### [SET EXERCISE]
Check every line below for the word "this" and copy each one that has it.

### [INPUT MATERIAL]
§ §

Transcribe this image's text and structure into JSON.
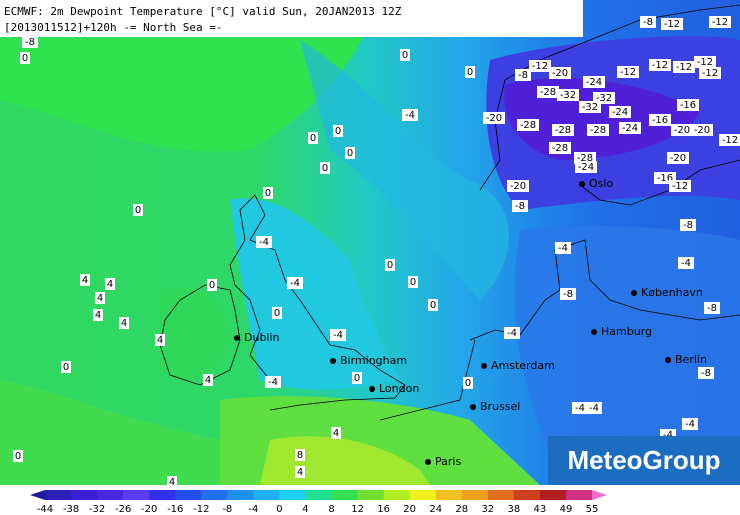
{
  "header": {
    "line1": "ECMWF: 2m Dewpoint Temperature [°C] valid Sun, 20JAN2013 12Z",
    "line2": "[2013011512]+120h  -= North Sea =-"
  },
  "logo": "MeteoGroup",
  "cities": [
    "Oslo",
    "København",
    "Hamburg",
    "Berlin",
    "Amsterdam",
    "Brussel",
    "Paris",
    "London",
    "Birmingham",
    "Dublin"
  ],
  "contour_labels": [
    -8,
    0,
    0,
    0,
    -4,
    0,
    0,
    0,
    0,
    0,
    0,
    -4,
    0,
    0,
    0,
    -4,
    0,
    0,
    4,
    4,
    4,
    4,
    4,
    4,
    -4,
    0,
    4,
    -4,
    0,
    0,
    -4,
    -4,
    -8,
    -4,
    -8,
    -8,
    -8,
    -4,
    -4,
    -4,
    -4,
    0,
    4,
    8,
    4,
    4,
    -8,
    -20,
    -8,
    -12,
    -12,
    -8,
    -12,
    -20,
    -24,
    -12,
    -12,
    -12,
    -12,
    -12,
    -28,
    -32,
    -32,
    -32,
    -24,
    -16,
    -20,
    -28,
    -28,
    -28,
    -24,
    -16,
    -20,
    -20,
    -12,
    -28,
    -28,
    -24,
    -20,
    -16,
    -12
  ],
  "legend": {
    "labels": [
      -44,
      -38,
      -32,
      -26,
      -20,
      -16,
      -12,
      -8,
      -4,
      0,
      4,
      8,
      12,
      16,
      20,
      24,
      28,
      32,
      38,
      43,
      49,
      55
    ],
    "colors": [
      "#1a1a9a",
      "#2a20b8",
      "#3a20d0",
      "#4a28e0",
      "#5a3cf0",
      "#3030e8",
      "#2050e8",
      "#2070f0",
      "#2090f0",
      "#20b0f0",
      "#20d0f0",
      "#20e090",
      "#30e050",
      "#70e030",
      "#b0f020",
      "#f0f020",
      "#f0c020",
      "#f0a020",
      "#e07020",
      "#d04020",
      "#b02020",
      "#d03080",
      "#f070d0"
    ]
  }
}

§ §

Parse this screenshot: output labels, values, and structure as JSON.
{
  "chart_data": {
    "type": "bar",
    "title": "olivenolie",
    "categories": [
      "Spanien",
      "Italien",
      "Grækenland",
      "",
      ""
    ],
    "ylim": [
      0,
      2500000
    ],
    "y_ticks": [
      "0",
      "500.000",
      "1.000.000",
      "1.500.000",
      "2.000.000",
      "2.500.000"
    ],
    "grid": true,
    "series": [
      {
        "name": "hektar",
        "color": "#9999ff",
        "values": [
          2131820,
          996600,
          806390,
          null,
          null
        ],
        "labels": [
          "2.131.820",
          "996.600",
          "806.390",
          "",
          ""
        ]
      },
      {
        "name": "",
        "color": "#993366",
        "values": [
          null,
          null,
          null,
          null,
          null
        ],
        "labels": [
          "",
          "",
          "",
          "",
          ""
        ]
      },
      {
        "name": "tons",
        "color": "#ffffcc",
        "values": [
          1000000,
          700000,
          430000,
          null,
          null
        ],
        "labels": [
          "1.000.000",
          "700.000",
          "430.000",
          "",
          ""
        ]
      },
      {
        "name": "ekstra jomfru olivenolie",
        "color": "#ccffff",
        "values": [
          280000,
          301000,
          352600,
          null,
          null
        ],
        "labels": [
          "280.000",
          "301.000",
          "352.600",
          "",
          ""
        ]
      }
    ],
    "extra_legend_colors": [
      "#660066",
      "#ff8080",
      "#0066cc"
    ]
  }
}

§ §

### [PROBLEM SOLUTION]
Transcribe this image's text and structure into JSON.
Parse this screenshot: output labels, values, and structure as JSON.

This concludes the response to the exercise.